◆ INPUT ◆
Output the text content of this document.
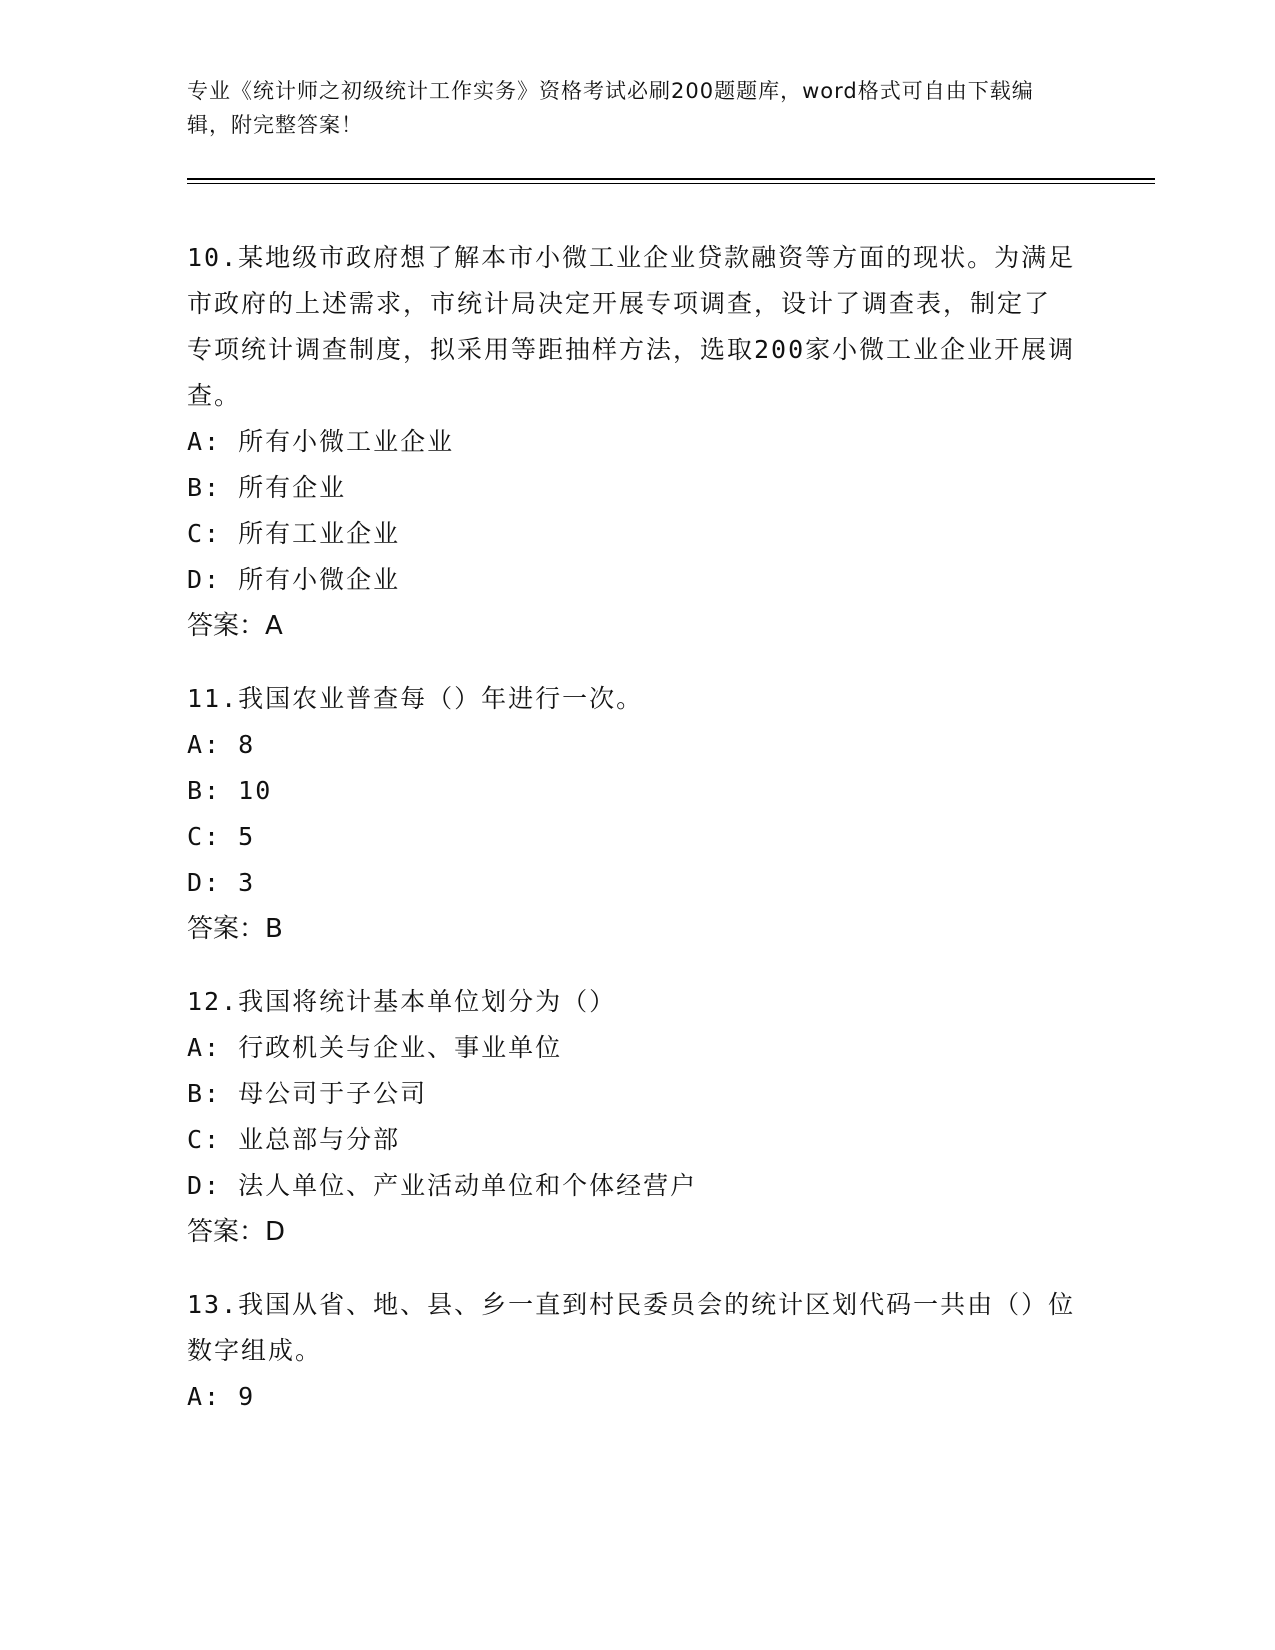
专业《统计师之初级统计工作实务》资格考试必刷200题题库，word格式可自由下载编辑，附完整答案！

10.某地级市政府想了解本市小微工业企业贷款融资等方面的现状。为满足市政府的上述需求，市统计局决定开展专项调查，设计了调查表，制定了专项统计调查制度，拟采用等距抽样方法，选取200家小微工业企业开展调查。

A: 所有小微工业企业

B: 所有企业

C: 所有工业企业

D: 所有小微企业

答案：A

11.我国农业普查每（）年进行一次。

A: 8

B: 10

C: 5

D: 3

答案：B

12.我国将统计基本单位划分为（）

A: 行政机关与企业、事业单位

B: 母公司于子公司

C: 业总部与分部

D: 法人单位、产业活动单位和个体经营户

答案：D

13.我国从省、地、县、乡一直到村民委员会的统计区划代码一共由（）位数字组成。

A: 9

◆ DIRECTIVE ◆
Set down the lines of the records above exactly, apart from the pictures.

◆ SOLUTION TO THIS TASK ◆
Output the text content of this document.
专业《统计师之初级统计工作实务》资格考试必刷200题题库，word格式可自由下载编辑，附完整答案！

10.某地级市政府想了解本市小微工业企业贷款融资等方面的现状。为满足市政府的上述需求，市统计局决定开展专项调查，设计了调查表，制定了专项统计调查制度，拟采用等距抽样方法，选取200家小微工业企业开展调查。

A: 所有小微工业企业

B: 所有企业

C: 所有工业企业

D: 所有小微企业

答案：A

11.我国农业普查每（）年进行一次。

A: 8

B: 10

C: 5

D: 3

答案：B

12.我国将统计基本单位划分为（）

A: 行政机关与企业、事业单位

B: 母公司于子公司

C: 业总部与分部

D: 法人单位、产业活动单位和个体经营户

答案：D

13.我国从省、地、县、乡一直到村民委员会的统计区划代码一共由（）位数字组成。

A: 9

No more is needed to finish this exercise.